▼

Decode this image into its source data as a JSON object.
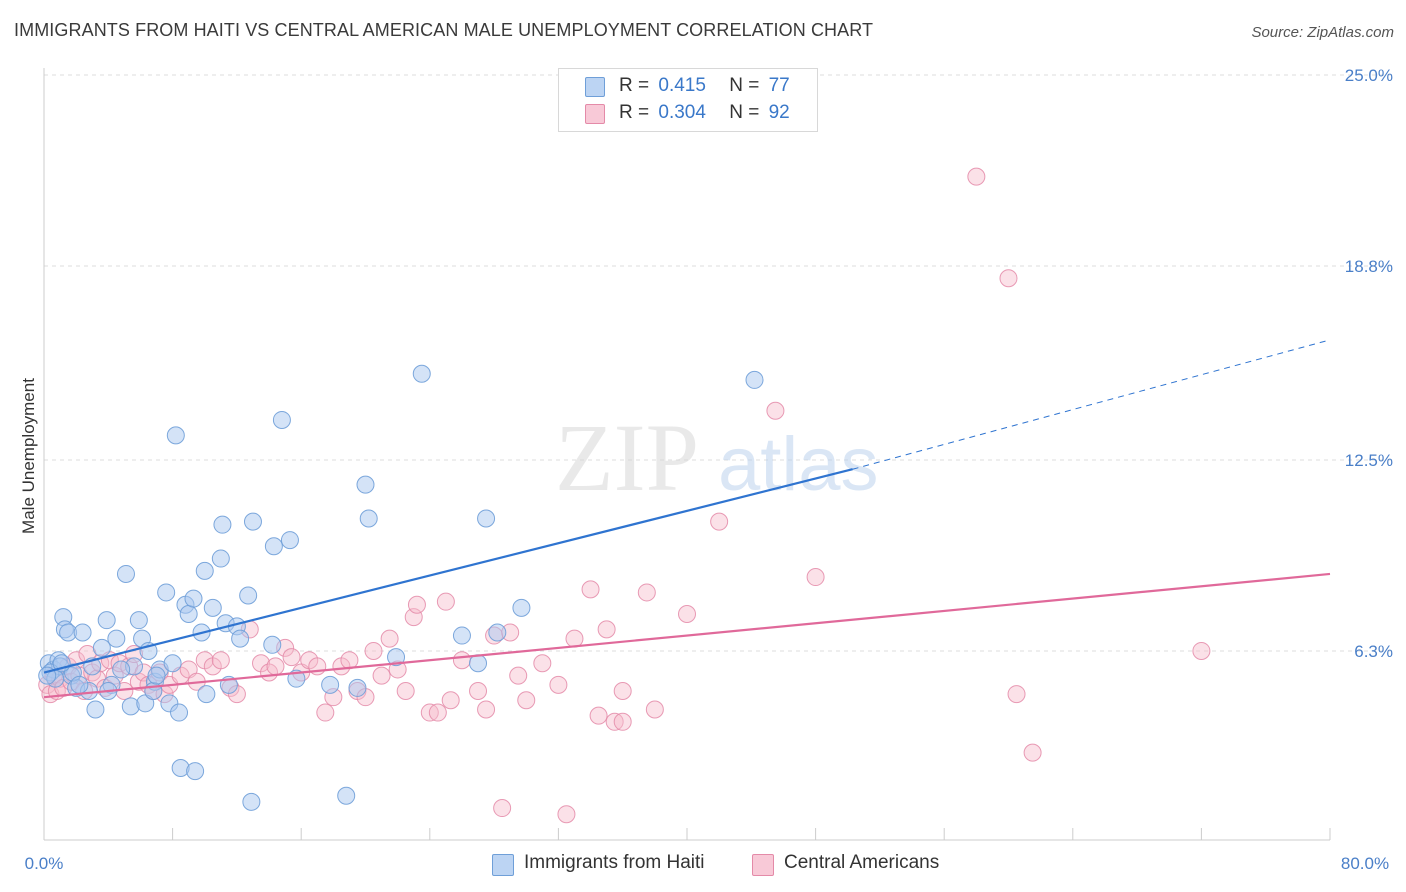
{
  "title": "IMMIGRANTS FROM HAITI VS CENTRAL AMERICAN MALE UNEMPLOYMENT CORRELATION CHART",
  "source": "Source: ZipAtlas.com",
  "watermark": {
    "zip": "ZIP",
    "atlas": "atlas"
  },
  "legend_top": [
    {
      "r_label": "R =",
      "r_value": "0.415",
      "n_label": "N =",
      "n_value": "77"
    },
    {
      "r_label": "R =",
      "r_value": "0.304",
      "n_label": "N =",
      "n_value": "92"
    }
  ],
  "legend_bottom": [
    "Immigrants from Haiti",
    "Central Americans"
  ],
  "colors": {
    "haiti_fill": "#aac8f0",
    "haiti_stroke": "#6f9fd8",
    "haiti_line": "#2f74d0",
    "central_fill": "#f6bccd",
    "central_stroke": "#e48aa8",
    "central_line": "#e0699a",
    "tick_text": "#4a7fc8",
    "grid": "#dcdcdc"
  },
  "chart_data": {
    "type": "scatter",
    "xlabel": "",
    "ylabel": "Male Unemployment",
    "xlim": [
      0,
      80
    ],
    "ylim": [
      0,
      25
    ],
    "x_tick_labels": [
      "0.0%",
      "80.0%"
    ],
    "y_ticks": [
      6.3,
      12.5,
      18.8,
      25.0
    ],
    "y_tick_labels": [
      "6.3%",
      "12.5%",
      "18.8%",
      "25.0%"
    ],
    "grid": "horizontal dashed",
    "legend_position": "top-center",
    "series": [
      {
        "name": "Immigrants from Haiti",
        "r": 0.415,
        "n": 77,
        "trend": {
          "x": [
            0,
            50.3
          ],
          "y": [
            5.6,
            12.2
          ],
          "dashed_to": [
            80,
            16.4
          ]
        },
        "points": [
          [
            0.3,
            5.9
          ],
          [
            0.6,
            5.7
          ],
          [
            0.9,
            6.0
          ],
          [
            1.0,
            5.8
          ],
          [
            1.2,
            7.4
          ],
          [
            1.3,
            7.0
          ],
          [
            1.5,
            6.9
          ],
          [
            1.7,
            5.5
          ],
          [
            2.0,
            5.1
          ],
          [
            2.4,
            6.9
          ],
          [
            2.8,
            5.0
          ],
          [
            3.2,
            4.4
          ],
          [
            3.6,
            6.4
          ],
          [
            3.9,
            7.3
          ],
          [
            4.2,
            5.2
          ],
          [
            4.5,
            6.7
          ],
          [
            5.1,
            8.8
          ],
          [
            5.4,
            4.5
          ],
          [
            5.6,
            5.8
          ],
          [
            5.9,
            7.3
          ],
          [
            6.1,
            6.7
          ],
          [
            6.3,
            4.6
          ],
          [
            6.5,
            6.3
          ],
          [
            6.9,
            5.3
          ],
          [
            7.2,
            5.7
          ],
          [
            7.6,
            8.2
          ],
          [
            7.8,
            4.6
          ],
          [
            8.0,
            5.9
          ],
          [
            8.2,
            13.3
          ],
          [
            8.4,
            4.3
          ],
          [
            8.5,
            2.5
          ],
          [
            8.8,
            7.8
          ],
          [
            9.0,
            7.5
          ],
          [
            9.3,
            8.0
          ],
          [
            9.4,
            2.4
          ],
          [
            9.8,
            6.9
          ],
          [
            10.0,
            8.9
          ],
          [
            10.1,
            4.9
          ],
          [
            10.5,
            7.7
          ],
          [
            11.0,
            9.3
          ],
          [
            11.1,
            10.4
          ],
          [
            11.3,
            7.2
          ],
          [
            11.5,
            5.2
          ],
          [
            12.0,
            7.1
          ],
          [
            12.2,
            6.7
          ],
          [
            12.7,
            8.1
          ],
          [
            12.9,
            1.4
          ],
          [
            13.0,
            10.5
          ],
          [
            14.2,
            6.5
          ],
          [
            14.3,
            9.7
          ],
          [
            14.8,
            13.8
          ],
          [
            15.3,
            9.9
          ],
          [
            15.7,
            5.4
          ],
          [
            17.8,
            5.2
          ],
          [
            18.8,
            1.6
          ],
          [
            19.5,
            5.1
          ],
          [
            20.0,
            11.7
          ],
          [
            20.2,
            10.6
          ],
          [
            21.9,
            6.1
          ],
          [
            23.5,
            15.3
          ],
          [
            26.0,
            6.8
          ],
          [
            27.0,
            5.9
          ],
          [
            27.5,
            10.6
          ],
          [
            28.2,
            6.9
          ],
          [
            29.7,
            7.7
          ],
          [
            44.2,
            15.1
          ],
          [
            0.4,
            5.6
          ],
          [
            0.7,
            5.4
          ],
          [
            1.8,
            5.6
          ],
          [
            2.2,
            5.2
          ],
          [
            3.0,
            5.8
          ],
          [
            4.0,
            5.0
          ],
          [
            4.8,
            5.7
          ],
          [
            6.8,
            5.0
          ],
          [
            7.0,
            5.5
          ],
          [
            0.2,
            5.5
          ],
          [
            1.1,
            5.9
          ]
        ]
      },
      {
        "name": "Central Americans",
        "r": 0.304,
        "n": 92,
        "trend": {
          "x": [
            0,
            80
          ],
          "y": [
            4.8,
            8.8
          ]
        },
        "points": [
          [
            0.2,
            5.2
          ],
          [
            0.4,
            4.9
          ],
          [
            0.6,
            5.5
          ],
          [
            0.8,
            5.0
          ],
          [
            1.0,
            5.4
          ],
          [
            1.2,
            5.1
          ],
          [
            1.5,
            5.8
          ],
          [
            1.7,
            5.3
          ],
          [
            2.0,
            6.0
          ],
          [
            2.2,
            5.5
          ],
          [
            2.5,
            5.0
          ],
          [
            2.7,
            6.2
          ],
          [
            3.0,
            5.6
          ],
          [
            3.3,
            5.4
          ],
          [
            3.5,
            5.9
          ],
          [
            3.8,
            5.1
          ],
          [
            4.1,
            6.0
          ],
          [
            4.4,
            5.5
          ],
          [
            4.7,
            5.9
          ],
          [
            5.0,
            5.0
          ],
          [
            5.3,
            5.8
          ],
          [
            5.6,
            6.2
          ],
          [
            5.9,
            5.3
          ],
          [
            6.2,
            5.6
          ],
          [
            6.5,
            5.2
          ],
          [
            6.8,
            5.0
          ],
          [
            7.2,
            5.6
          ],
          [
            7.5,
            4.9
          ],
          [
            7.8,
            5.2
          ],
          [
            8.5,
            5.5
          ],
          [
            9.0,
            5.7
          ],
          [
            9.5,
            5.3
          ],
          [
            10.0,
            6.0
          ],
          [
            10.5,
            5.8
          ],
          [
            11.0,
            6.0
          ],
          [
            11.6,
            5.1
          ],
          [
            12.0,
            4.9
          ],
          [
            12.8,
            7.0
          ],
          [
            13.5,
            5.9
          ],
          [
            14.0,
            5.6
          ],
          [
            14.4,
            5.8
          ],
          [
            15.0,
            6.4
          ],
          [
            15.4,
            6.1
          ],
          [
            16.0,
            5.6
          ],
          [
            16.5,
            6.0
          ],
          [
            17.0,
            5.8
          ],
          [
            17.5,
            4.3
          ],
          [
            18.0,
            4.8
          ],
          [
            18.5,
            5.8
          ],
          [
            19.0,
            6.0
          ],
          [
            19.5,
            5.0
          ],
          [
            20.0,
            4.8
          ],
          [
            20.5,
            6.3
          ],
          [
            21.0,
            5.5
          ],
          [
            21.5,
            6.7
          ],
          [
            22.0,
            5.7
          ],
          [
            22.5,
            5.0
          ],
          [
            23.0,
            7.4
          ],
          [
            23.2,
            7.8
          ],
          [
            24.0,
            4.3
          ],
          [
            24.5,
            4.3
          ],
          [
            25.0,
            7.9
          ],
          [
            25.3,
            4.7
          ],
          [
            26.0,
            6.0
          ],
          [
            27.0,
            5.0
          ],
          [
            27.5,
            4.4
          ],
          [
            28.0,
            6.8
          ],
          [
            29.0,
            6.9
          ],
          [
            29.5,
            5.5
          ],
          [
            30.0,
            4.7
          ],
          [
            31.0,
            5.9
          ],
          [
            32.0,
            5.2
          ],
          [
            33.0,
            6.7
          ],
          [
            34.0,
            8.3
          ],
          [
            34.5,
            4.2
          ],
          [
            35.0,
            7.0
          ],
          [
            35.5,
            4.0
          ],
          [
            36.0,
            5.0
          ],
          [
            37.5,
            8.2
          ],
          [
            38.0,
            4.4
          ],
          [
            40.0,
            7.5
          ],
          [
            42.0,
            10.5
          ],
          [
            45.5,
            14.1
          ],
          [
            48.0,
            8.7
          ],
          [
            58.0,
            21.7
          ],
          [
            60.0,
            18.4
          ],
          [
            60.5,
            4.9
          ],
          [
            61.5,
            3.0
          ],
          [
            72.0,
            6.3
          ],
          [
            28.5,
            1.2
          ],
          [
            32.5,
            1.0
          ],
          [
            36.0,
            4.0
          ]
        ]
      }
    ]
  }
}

▲

### [GOAL]
Give only the number of lines in the data that hold the word "grid".

### [THE SOLUTION]
2